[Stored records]
* * * * *

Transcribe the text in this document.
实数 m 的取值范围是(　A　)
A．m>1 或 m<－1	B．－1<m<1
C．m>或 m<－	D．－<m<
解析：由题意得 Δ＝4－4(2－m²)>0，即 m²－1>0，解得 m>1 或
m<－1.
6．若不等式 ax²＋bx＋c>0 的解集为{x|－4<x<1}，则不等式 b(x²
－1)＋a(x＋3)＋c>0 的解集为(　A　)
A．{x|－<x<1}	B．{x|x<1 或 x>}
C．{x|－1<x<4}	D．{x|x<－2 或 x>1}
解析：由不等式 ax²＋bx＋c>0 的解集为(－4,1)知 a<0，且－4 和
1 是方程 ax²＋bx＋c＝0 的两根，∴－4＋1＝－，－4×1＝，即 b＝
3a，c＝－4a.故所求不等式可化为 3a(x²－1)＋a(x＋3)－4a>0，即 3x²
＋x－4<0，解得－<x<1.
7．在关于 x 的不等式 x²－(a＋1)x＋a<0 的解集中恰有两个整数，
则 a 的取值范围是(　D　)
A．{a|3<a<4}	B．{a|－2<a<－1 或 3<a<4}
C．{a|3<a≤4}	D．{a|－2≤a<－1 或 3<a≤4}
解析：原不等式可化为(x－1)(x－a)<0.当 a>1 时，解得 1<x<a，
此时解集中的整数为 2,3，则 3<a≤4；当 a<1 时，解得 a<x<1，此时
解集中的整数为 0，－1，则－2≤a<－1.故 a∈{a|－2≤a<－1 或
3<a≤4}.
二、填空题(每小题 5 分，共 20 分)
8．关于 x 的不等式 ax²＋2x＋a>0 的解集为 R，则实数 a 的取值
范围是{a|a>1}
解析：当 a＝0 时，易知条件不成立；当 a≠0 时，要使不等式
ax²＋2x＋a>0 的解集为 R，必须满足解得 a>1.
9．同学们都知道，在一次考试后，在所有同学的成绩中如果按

* * * * *

• **Exercise directions**: Retype the entries one by one, exactly.

• **Correct answer**:
Transcribe the text in this document.
实数 m 的取值范围是(　A　)
A．m>1 或 m<－1	B．－1<m<1
C．m>或 m<－	D．－<m<
解析：由题意得 Δ＝4－4(2－m²)>0，即 m²－1>0，解得 m>1 或
m<－1.
6．若不等式 ax²＋bx＋c>0 的解集为{x|－4<x<1}，则不等式 b(x²
－1)＋a(x＋3)＋c>0 的解集为(　A　)
A．{x|－<x<1}	B．{x|x<1 或 x>}
C．{x|－1<x<4}	D．{x|x<－2 或 x>1}
解析：由不等式 ax²＋bx＋c>0 的解集为(－4,1)知 a<0，且－4 和
1 是方程 ax²＋bx＋c＝0 的两根，∴－4＋1＝－，－4×1＝，即 b＝
3a，c＝－4a.故所求不等式可化为 3a(x²－1)＋a(x＋3)－4a>0，即 3x²
＋x－4<0，解得－<x<1.
7．在关于 x 的不等式 x²－(a＋1)x＋a<0 的解集中恰有两个整数，
则 a 的取值范围是(　D　)
A．{a|3<a<4}	B．{a|－2<a<－1 或 3<a<4}
C．{a|3<a≤4}	D．{a|－2≤a<－1 或 3<a≤4}
解析：原不等式可化为(x－1)(x－a)<0.当 a>1 时，解得 1<x<a，
此时解集中的整数为 2,3，则 3<a≤4；当 a<1 时，解得 a<x<1，此时
解集中的整数为 0，－1，则－2≤a<－1.故 a∈{a|－2≤a<－1 或
3<a≤4}.
二、填空题(每小题 5 分，共 20 分)
8．关于 x 的不等式 ax²＋2x＋a>0 的解集为 R，则实数 a 的取值
范围是{a|a>1}
解析：当 a＝0 时，易知条件不成立；当 a≠0 时，要使不等式
ax²＋2x＋a>0 的解集为 R，必须满足解得 a>1.
9．同学们都知道，在一次考试后，在所有同学的成绩中如果按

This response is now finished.